REQUIREMENTS: Rewrite the listing below with every "Drain to Source Voltage" changed to "Drain-Source Voltage" and everything else left as it is. Leave the picture out of your answer.

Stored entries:
** BEGIN **

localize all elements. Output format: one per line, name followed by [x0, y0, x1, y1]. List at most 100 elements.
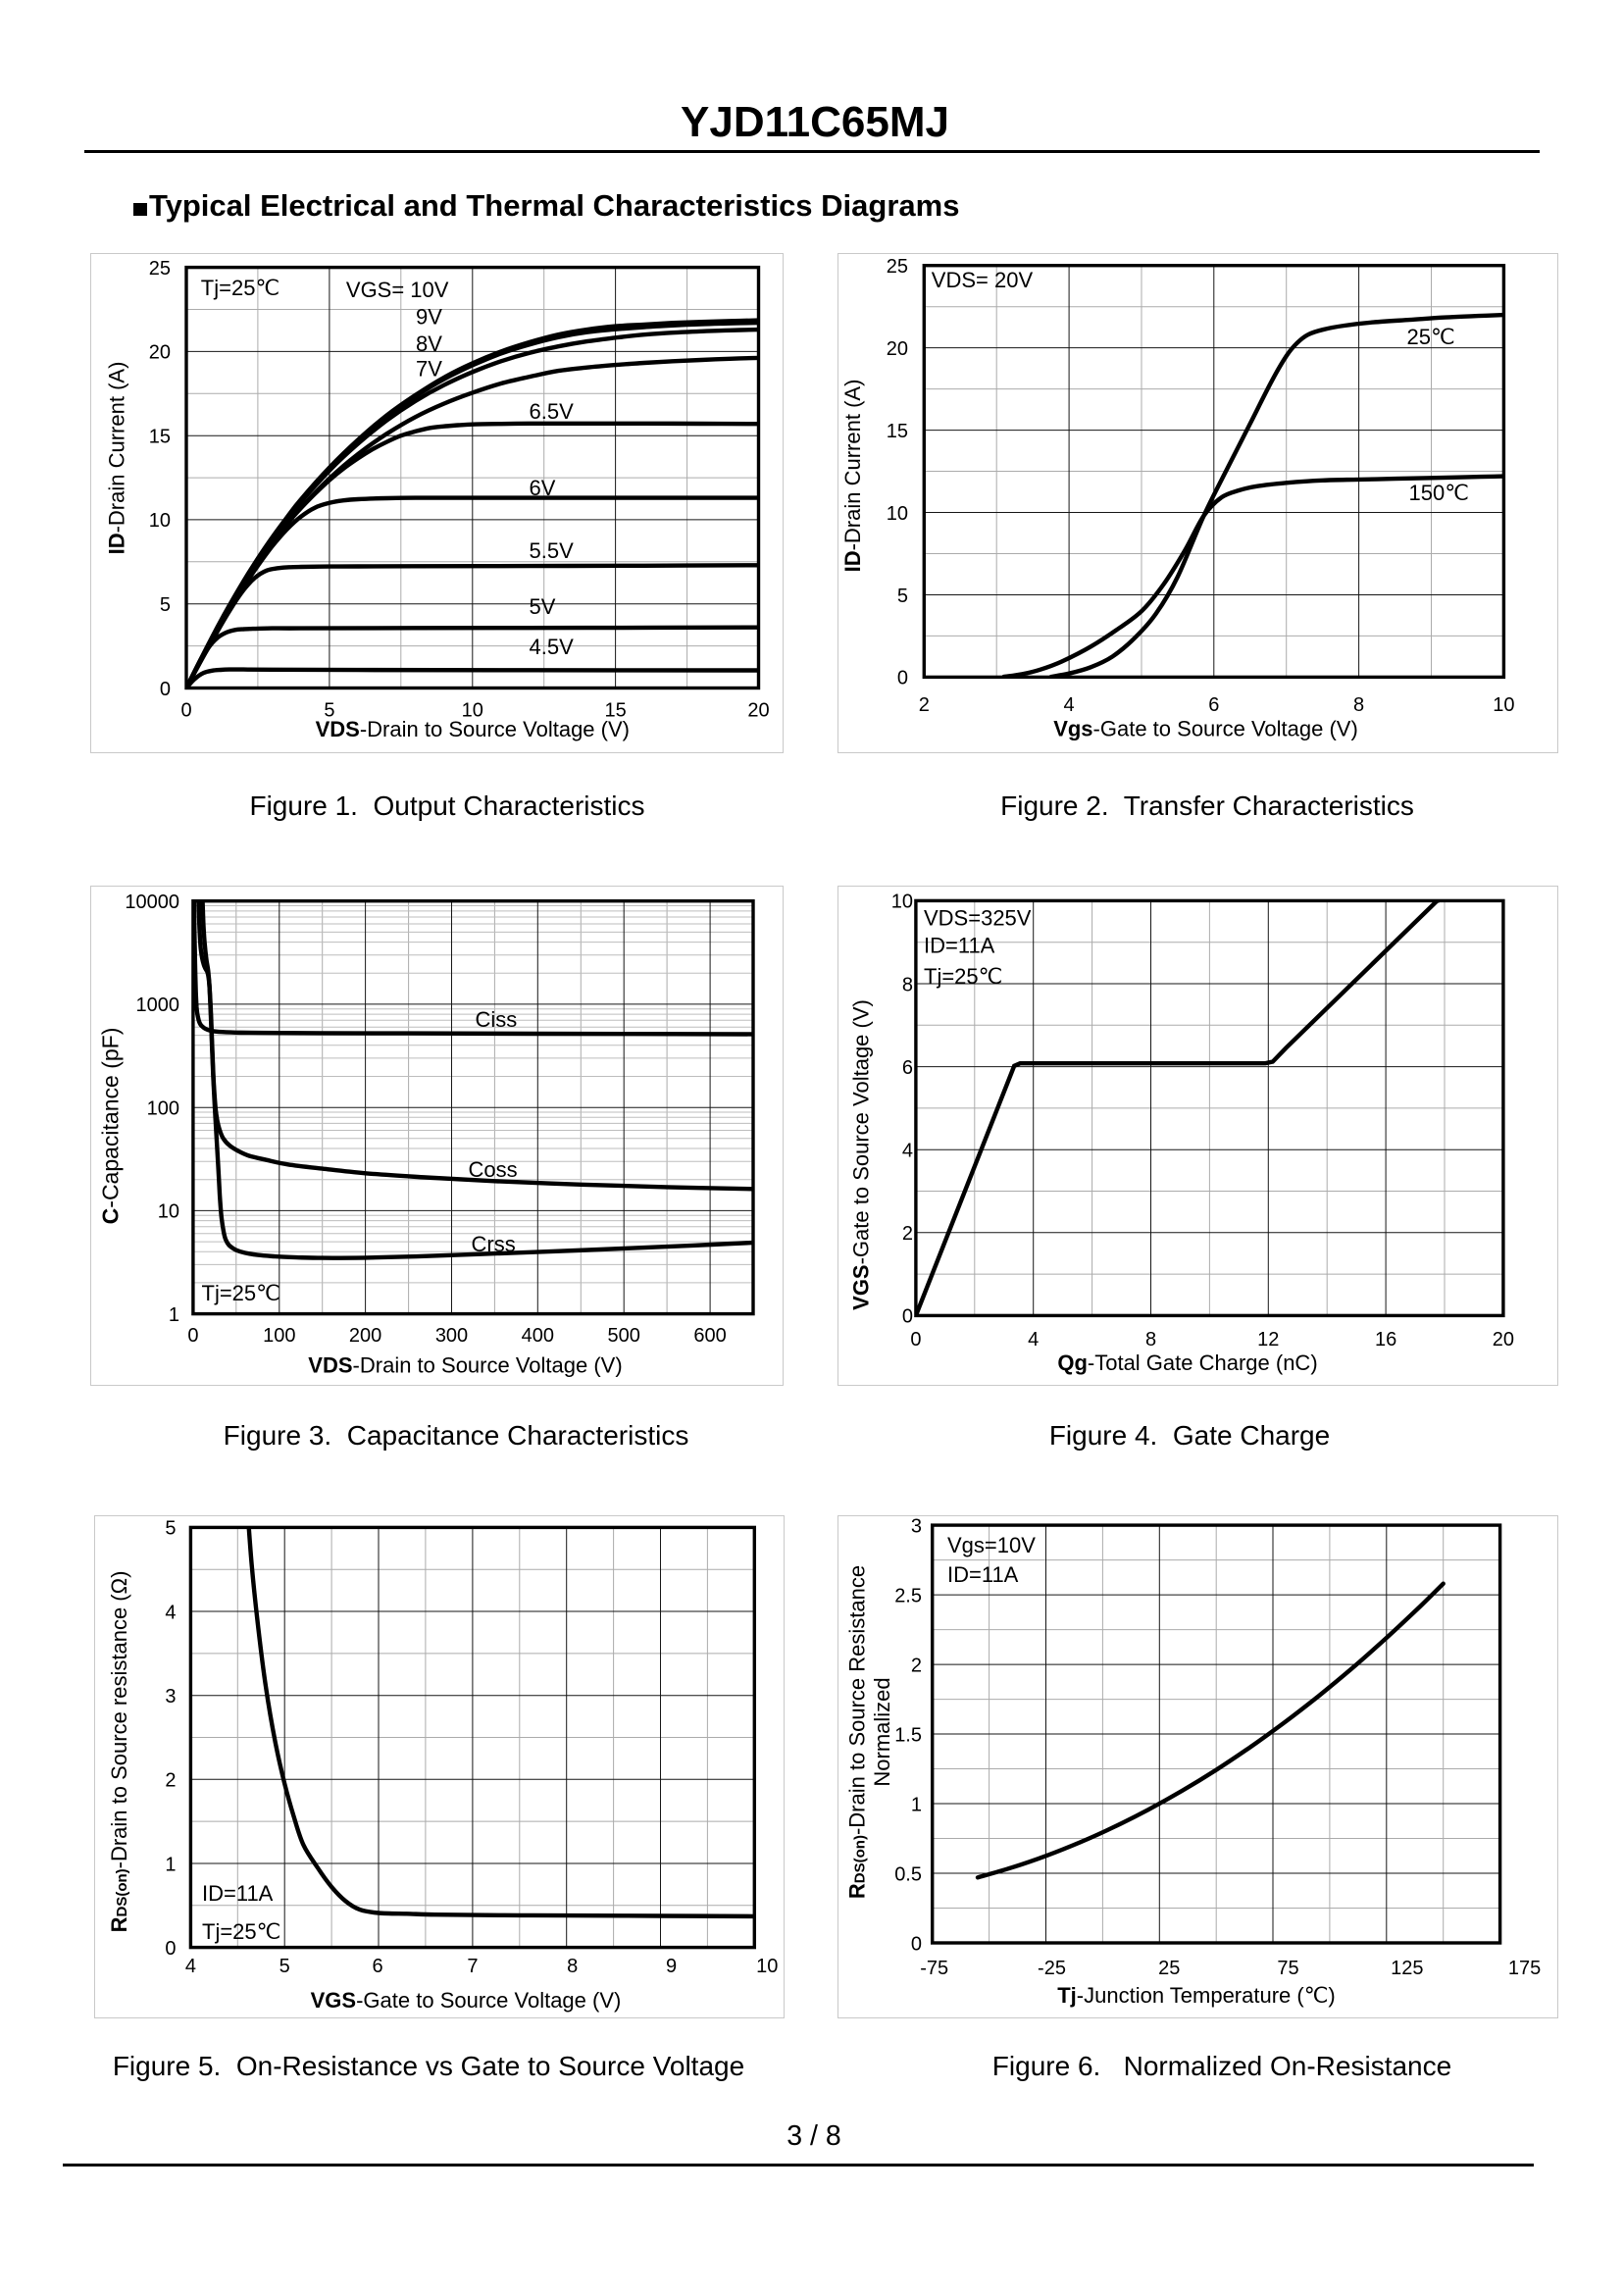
svg-text:-75: -75 — [920, 1958, 948, 1979]
svg-text:Coss: Coss — [469, 1157, 518, 1182]
svg-text:0: 0 — [911, 1933, 922, 1955]
svg-text:1: 1 — [169, 1304, 179, 1326]
svg-text:0: 0 — [897, 668, 908, 689]
svg-text:ID=11A: ID=11A — [924, 934, 995, 958]
svg-text:20: 20 — [149, 342, 171, 364]
svg-text:175: 175 — [1508, 1958, 1541, 1979]
svg-text:VGS-Gate to Source Voltage: VGS-Gate to Source Voltage (V) — [849, 999, 874, 1310]
svg-text:VDS-Drain to Source Voltage (V: VDS-Drain to Source Voltage (V) — [316, 717, 630, 741]
svg-text:Tj=25℃: Tj=25℃ — [202, 1281, 280, 1305]
svg-text:ID=11A: ID=11A — [947, 1562, 1019, 1587]
svg-text:5: 5 — [324, 700, 334, 722]
svg-text:2: 2 — [919, 694, 930, 716]
svg-text:4: 4 — [165, 1602, 176, 1623]
svg-text:25: 25 — [1158, 1958, 1180, 1979]
svg-text:10000: 10000 — [125, 892, 179, 913]
svg-text:C-Capacitance (pF): C-Capacitance (pF) — [98, 1028, 124, 1225]
svg-text:Qg-Total Gate Charge (nC): Qg-Total Gate Charge (nC) — [1057, 1351, 1317, 1375]
svg-text:8: 8 — [1353, 694, 1364, 716]
svg-text:VDS=325V: VDS=325V — [924, 906, 1032, 931]
svg-text:5: 5 — [279, 1956, 290, 1977]
svg-text:3: 3 — [165, 1686, 176, 1708]
svg-text:4: 4 — [1028, 1329, 1039, 1351]
svg-text:8: 8 — [1145, 1329, 1156, 1351]
svg-text:4.5V: 4.5V — [530, 635, 575, 659]
svg-text:10: 10 — [887, 503, 908, 525]
svg-text:10: 10 — [158, 1201, 179, 1223]
svg-text:6.5V: 6.5V — [530, 399, 575, 424]
svg-text:VDS= 20V: VDS= 20V — [932, 268, 1034, 292]
svg-text:300: 300 — [435, 1325, 468, 1347]
svg-text:1.5: 1.5 — [894, 1724, 922, 1746]
svg-text:0: 0 — [910, 1329, 921, 1351]
svg-text:150℃: 150℃ — [1409, 481, 1469, 505]
svg-text:10: 10 — [462, 700, 483, 722]
svg-text:8: 8 — [567, 1956, 578, 1977]
svg-text:0: 0 — [902, 1306, 913, 1328]
svg-text:3: 3 — [911, 1515, 922, 1537]
svg-text:ID-Drain Current (A): ID-Drain Current (A) — [840, 380, 865, 573]
svg-text:20: 20 — [747, 700, 769, 722]
svg-text:16: 16 — [1375, 1329, 1396, 1351]
svg-text:-25: -25 — [1038, 1958, 1066, 1979]
svg-text:12: 12 — [1257, 1329, 1279, 1351]
svg-text:7: 7 — [467, 1956, 478, 1977]
svg-text:0: 0 — [160, 679, 171, 700]
svg-text:8V: 8V — [416, 331, 442, 356]
svg-text:10: 10 — [149, 510, 171, 532]
svg-text:5.5V: 5.5V — [530, 538, 575, 563]
svg-text:10: 10 — [756, 1956, 778, 1977]
svg-text:2.5: 2.5 — [894, 1585, 922, 1606]
svg-text:Vgs=10V: Vgs=10V — [947, 1533, 1036, 1557]
svg-text:Tj-Junction Temperature (℃): Tj-Junction Temperature (℃) — [1057, 1983, 1336, 2008]
svg-text:5: 5 — [160, 594, 171, 616]
svg-text:6: 6 — [372, 1956, 382, 1977]
svg-text:10: 10 — [1493, 694, 1514, 716]
svg-text:25℃: 25℃ — [1407, 325, 1455, 349]
svg-text:100: 100 — [147, 1098, 179, 1120]
svg-text:8: 8 — [902, 974, 913, 995]
svg-text:9: 9 — [666, 1956, 677, 1977]
svg-text:500: 500 — [608, 1325, 640, 1347]
svg-text:ID=11A: ID=11A — [202, 1881, 274, 1906]
svg-text:7V: 7V — [416, 357, 442, 382]
svg-text:25: 25 — [149, 258, 171, 280]
svg-text:Normalized: Normalized — [870, 1677, 894, 1786]
svg-text:20: 20 — [887, 338, 908, 360]
svg-text:ID-Drain Current (A): ID-Drain Current (A) — [105, 362, 129, 555]
svg-text:2: 2 — [902, 1223, 913, 1245]
svg-text:4: 4 — [185, 1956, 196, 1977]
svg-text:15: 15 — [604, 700, 626, 722]
svg-text:Crss: Crss — [472, 1232, 516, 1256]
svg-text:Tj=25℃: Tj=25℃ — [201, 276, 279, 300]
svg-text:15: 15 — [887, 421, 908, 442]
svg-text:4: 4 — [902, 1141, 913, 1162]
svg-text:VGS= 10V: VGS= 10V — [346, 278, 449, 302]
svg-text:VGS-Gate to Source Voltage (V): VGS-Gate to Source Voltage (V) — [311, 1988, 622, 2013]
svg-text:5: 5 — [897, 586, 908, 607]
svg-text:5: 5 — [165, 1518, 176, 1540]
svg-text:6V: 6V — [530, 476, 556, 500]
svg-text:Tj=25℃: Tj=25℃ — [924, 964, 1002, 989]
svg-text:9V: 9V — [416, 305, 442, 330]
svg-text:15: 15 — [149, 427, 171, 448]
svg-text:5V: 5V — [530, 594, 556, 619]
svg-text:200: 200 — [349, 1325, 381, 1347]
svg-text:600: 600 — [693, 1325, 726, 1347]
svg-text:0: 0 — [180, 700, 191, 722]
svg-text:1000: 1000 — [136, 994, 180, 1016]
svg-text:0: 0 — [187, 1325, 198, 1347]
svg-text:400: 400 — [522, 1325, 554, 1347]
svg-text:4: 4 — [1064, 694, 1075, 716]
svg-text:2: 2 — [165, 1770, 176, 1792]
svg-text:6: 6 — [1208, 694, 1219, 716]
svg-text:Vgs-Gate to Source Voltage (V): Vgs-Gate to Source Voltage (V) — [1053, 717, 1358, 741]
svg-text:1: 1 — [165, 1854, 176, 1875]
svg-text:10: 10 — [891, 892, 913, 913]
svg-text:6: 6 — [902, 1057, 913, 1079]
svg-text:25: 25 — [887, 256, 908, 278]
svg-text:0.5: 0.5 — [894, 1863, 922, 1885]
svg-text:Tj=25℃: Tj=25℃ — [202, 1919, 280, 1944]
svg-text:Ciss: Ciss — [476, 1007, 518, 1032]
svg-text:VDS-Drain to Source Voltage (V: VDS-Drain to Source Voltage (V) — [308, 1352, 622, 1377]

** END **

RESULT OF THE TASK:
localize all elements. Output format: one per line, name followed by [x0, y0, x1, y1]. List at most 100 elements.
svg-text:-75: -75 — [920, 1958, 948, 1979]
svg-text:Coss: Coss — [469, 1157, 518, 1182]
svg-text:0: 0 — [911, 1933, 922, 1955]
svg-text:1: 1 — [169, 1304, 179, 1326]
svg-text:0: 0 — [897, 668, 908, 689]
svg-text:ID=11A: ID=11A — [924, 934, 995, 958]
svg-text:20: 20 — [149, 342, 171, 364]
svg-text:175: 175 — [1508, 1958, 1541, 1979]
svg-text:VGS-Gate to Source Voltage: VGS-Gate to Source Voltage (V) — [849, 999, 874, 1310]
svg-text:VDS-Drain-Source Voltage (V: VDS-Drain-Source Voltage (V) — [316, 717, 630, 741]
svg-text:Tj=25℃: Tj=25℃ — [202, 1281, 280, 1305]
svg-text:ID=11A: ID=11A — [947, 1562, 1019, 1587]
svg-text:5: 5 — [324, 700, 334, 722]
svg-text:2: 2 — [919, 694, 930, 716]
svg-text:4: 4 — [165, 1602, 176, 1623]
svg-text:25: 25 — [1158, 1958, 1180, 1979]
svg-text:10000: 10000 — [125, 892, 179, 913]
svg-text:C-Capacitance (pF): C-Capacitance (pF) — [98, 1028, 124, 1225]
svg-text:Qg-Total Gate Charge (nC): Qg-Total Gate Charge (nC) — [1057, 1351, 1317, 1375]
svg-text:8: 8 — [1353, 694, 1364, 716]
svg-text:VDS=325V: VDS=325V — [924, 906, 1032, 931]
svg-text:5: 5 — [279, 1956, 290, 1977]
svg-text:3: 3 — [165, 1686, 176, 1708]
svg-text:4: 4 — [1028, 1329, 1039, 1351]
svg-text:8: 8 — [1145, 1329, 1156, 1351]
svg-text:4.5V: 4.5V — [530, 635, 575, 659]
svg-text:10: 10 — [887, 503, 908, 525]
svg-text:10: 10 — [158, 1201, 179, 1223]
svg-text:6.5V: 6.5V — [530, 399, 575, 424]
svg-text:VDS= 20V: VDS= 20V — [932, 268, 1034, 292]
svg-text:300: 300 — [435, 1325, 468, 1347]
svg-text:1.5: 1.5 — [894, 1724, 922, 1746]
svg-text:0: 0 — [910, 1329, 921, 1351]
svg-text:150℃: 150℃ — [1409, 481, 1469, 505]
svg-text:10: 10 — [462, 700, 483, 722]
svg-text:8: 8 — [567, 1956, 578, 1977]
svg-text:0: 0 — [902, 1306, 913, 1328]
svg-text:3: 3 — [911, 1515, 922, 1537]
svg-text:ID-Drain Current (A): ID-Drain Current (A) — [840, 380, 865, 573]
svg-text:20: 20 — [747, 700, 769, 722]
svg-text:16: 16 — [1375, 1329, 1396, 1351]
svg-text:-25: -25 — [1038, 1958, 1066, 1979]
svg-text:12: 12 — [1257, 1329, 1279, 1351]
svg-text:7: 7 — [467, 1956, 478, 1977]
svg-text:0: 0 — [160, 679, 171, 700]
svg-text:8V: 8V — [416, 331, 442, 356]
svg-text:10: 10 — [149, 510, 171, 532]
svg-text:5.5V: 5.5V — [530, 538, 575, 563]
svg-text:10: 10 — [756, 1956, 778, 1977]
svg-text:2.5: 2.5 — [894, 1585, 922, 1606]
svg-text:Vgs=10V: Vgs=10V — [947, 1533, 1036, 1557]
svg-text:Tj-Junction Temperature (℃): Tj-Junction Temperature (℃) — [1057, 1983, 1336, 2008]
svg-text:5: 5 — [160, 594, 171, 616]
svg-text:6: 6 — [372, 1956, 382, 1977]
svg-text:10: 10 — [1493, 694, 1514, 716]
svg-text:25℃: 25℃ — [1407, 325, 1455, 349]
svg-text:100: 100 — [147, 1098, 179, 1120]
svg-text:8: 8 — [902, 974, 913, 995]
svg-text:9: 9 — [666, 1956, 677, 1977]
svg-text:500: 500 — [608, 1325, 640, 1347]
svg-text:ID=11A: ID=11A — [202, 1881, 274, 1906]
svg-text:7V: 7V — [416, 357, 442, 382]
svg-text:25: 25 — [149, 258, 171, 280]
svg-text:Normalized: Normalized — [870, 1677, 894, 1786]
svg-text:20: 20 — [887, 338, 908, 360]
svg-text:ID-Drain Current (A): ID-Drain Current (A) — [105, 362, 129, 555]
svg-text:2: 2 — [902, 1223, 913, 1245]
svg-text:4: 4 — [185, 1956, 196, 1977]
svg-text:15: 15 — [604, 700, 626, 722]
svg-text:Crss: Crss — [472, 1232, 516, 1256]
svg-text:Tj=25℃: Tj=25℃ — [201, 276, 279, 300]
svg-text:15: 15 — [887, 421, 908, 442]
svg-text:4: 4 — [902, 1141, 913, 1162]
svg-text:VGS= 10V: VGS= 10V — [346, 278, 449, 302]
svg-text:VGS-Gate to Source Voltage (V): VGS-Gate to Source Voltage (V) — [311, 1988, 622, 2013]
svg-text:5: 5 — [897, 586, 908, 607]
svg-text:5: 5 — [165, 1518, 176, 1540]
svg-text:6V: 6V — [530, 476, 556, 500]
svg-text:Tj=25℃: Tj=25℃ — [924, 964, 1002, 989]
svg-text:9V: 9V — [416, 305, 442, 330]
svg-text:15: 15 — [149, 427, 171, 448]
svg-text:5V: 5V — [530, 594, 556, 619]
svg-text:200: 200 — [349, 1325, 381, 1347]
svg-text:600: 600 — [693, 1325, 726, 1347]
svg-text:0: 0 — [180, 700, 191, 722]
svg-text:1000: 1000 — [136, 994, 180, 1016]
svg-text:0: 0 — [187, 1325, 198, 1347]
svg-text:400: 400 — [522, 1325, 554, 1347]
svg-text:4: 4 — [1064, 694, 1075, 716]
svg-text:2: 2 — [165, 1770, 176, 1792]
svg-text:6: 6 — [1208, 694, 1219, 716]
svg-text:Vgs-Gate to Source Voltage (V): Vgs-Gate to Source Voltage (V) — [1053, 717, 1358, 741]
svg-text:1: 1 — [165, 1854, 176, 1875]
svg-text:10: 10 — [891, 892, 913, 913]
svg-text:6: 6 — [902, 1057, 913, 1079]
svg-text:25: 25 — [887, 256, 908, 278]
svg-text:0.5: 0.5 — [894, 1863, 922, 1885]
svg-text:Tj=25℃: Tj=25℃ — [202, 1919, 280, 1944]
svg-text:Ciss: Ciss — [476, 1007, 518, 1032]
svg-text:VDS-Drain-Source Voltage (V: VDS-Drain-Source Voltage (V) — [308, 1352, 622, 1377]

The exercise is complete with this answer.